## What is required
Look for the word "frosted" in each line and report the count of matching lines, with nothing added.

Excerpt from a dataset:
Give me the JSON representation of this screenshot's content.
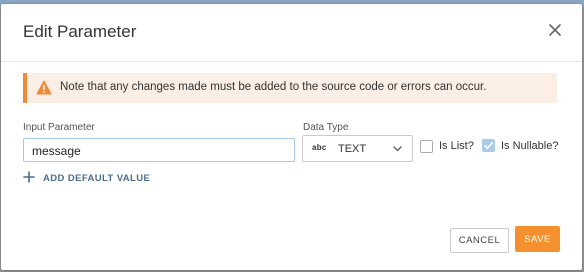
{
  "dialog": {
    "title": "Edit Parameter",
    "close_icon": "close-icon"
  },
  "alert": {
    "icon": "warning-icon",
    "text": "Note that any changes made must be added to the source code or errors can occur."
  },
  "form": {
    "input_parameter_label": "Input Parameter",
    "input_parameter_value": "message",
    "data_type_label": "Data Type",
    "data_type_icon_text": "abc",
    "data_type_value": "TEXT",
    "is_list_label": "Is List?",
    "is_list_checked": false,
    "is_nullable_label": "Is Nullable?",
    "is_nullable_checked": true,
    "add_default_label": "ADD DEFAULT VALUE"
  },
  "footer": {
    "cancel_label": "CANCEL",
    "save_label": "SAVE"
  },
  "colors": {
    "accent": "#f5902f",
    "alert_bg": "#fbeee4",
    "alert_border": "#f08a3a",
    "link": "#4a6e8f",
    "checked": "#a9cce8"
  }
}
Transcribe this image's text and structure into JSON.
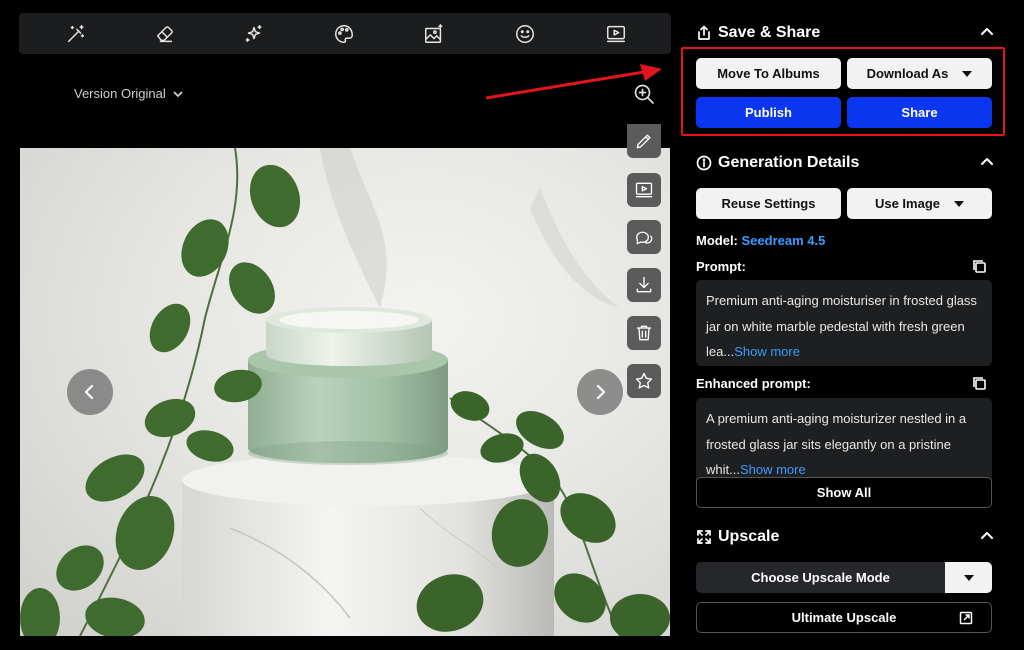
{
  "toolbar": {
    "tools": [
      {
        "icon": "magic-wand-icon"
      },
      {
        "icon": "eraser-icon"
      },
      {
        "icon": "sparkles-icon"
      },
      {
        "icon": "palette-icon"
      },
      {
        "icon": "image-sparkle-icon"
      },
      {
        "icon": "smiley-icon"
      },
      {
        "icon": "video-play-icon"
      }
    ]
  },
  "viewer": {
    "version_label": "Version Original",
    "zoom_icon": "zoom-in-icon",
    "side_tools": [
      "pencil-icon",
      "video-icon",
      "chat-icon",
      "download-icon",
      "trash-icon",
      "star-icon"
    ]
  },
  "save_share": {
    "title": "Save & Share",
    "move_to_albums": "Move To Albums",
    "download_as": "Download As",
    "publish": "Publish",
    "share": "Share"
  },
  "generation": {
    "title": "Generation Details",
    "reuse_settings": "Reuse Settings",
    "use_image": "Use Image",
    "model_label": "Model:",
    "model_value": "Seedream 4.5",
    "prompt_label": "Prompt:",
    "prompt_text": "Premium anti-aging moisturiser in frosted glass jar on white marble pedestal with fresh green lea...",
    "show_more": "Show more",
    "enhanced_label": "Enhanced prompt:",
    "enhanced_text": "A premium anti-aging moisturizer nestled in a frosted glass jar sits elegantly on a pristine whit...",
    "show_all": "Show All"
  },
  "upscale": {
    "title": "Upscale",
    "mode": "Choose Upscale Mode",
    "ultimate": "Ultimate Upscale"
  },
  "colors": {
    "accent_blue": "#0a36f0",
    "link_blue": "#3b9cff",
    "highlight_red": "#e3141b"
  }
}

## Answer to the problem
2